Write out the whole of the material exactly.
── Entries provided
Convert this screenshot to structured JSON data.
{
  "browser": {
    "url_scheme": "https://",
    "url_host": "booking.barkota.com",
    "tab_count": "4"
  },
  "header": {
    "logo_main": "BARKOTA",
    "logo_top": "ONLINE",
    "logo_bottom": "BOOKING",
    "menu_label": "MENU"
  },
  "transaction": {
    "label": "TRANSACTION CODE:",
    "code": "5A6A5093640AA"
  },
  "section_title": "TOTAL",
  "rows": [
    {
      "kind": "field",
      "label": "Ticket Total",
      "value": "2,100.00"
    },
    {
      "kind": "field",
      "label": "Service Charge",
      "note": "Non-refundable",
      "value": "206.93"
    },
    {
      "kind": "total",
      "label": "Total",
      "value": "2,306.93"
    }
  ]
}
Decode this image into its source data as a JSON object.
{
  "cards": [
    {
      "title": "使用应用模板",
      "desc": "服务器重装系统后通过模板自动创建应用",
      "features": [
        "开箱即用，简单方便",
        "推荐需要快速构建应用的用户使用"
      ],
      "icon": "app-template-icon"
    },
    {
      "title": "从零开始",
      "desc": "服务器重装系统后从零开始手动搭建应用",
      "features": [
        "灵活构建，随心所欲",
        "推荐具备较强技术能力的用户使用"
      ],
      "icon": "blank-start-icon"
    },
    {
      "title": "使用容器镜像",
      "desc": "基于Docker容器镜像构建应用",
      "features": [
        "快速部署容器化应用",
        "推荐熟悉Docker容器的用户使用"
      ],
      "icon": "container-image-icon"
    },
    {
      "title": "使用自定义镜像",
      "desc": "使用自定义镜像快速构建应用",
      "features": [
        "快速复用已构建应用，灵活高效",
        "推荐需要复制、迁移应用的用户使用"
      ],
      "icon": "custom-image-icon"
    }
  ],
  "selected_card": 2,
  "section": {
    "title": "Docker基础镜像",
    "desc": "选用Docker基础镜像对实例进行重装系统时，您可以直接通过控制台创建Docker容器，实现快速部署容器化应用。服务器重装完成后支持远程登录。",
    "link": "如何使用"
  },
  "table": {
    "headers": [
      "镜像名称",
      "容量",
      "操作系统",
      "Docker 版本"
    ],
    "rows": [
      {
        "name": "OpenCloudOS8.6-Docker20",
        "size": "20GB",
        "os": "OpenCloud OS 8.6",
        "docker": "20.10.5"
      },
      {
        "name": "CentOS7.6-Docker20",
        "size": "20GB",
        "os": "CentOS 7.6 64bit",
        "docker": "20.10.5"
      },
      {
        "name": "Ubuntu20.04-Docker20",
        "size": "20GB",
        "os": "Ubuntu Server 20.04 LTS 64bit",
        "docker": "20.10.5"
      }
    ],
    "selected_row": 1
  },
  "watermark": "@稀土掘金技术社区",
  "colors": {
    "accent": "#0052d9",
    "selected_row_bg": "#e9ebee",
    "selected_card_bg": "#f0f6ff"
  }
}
────
**Completed task:**
Convert this screenshot to structured JSON data.
{
  "browser": {
    "url_scheme": "https://",
    "url_host": "booking.barkota.com",
    "tab_count": "4"
  },
  "header": {
    "logo_main": "BARKOTA",
    "logo_top": "ONLINE",
    "logo_bottom": "BOOKING",
    "menu_label": "MENU"
  },
  "transaction": {
    "label": "TRANSACTION CODE:",
    "code": "5A6A5093640AA"
  },
  "section_title": "TOTAL",
  "rows": [
    {
      "kind": "field",
      "label": "Ticket Total",
      "value": "2,100.00"
    },
    {
      "kind": "field",
      "label": "Service Charge",
      "note": "Non-refundable",
      "value": "206.93"
    },
    {
      "kind": "total",
      "label": "Total",
      "value": "2,306.93"
    }
  ]
}
Decode this image into its source data as a JSON object.
{
  "cards": [
    {
      "title": "使用应用模板",
      "desc": "服务器重装系统后通过模板自动创建应用",
      "features": [
        "开箱即用，简单方便",
        "推荐需要快速构建应用的用户使用"
      ],
      "icon": "app-template-icon"
    },
    {
      "title": "从零开始",
      "desc": "服务器重装系统后从零开始手动搭建应用",
      "features": [
        "灵活构建，随心所欲",
        "推荐具备较强技术能力的用户使用"
      ],
      "icon": "blank-start-icon"
    },
    {
      "title": "使用容器镜像",
      "desc": "基于Docker容器镜像构建应用",
      "features": [
        "快速部署容器化应用",
        "推荐熟悉Docker容器的用户使用"
      ],
      "icon": "container-image-icon"
    },
    {
      "title": "使用自定义镜像",
      "desc": "使用自定义镜像快速构建应用",
      "features": [
        "快速复用已构建应用，灵活高效",
        "推荐需要复制、迁移应用的用户使用"
      ],
      "icon": "custom-image-icon"
    }
  ],
  "selected_card": 2,
  "section": {
    "title": "Docker基础镜像",
    "desc": "选用Docker基础镜像对实例进行重装系统时，您可以直接通过控制台创建Docker容器，实现快速部署容器化应用。服务器重装完成后支持远程登录。",
    "link": "如何使用"
  },
  "table": {
    "headers": [
      "镜像名称",
      "容量",
      "操作系统",
      "Docker 版本"
    ],
    "rows": [
      {
        "name": "OpenCloudOS8.6-Docker20",
        "size": "20GB",
        "os": "OpenCloud OS 8.6",
        "docker": "20.10.5"
      },
      {
        "name": "CentOS7.6-Docker20",
        "size": "20GB",
        "os": "CentOS 7.6 64bit",
        "docker": "20.10.5"
      },
      {
        "name": "Ubuntu20.04-Docker20",
        "size": "20GB",
        "os": "Ubuntu Server 20.04 LTS 64bit",
        "docker": "20.10.5"
      }
    ],
    "selected_row": 1
  },
  "watermark": "@稀土掘金技术社区",
  "colors": {
    "accent": "#0052d9",
    "selected_row_bg": "#e9ebee",
    "selected_card_bg": "#f0f6ff"
  }
}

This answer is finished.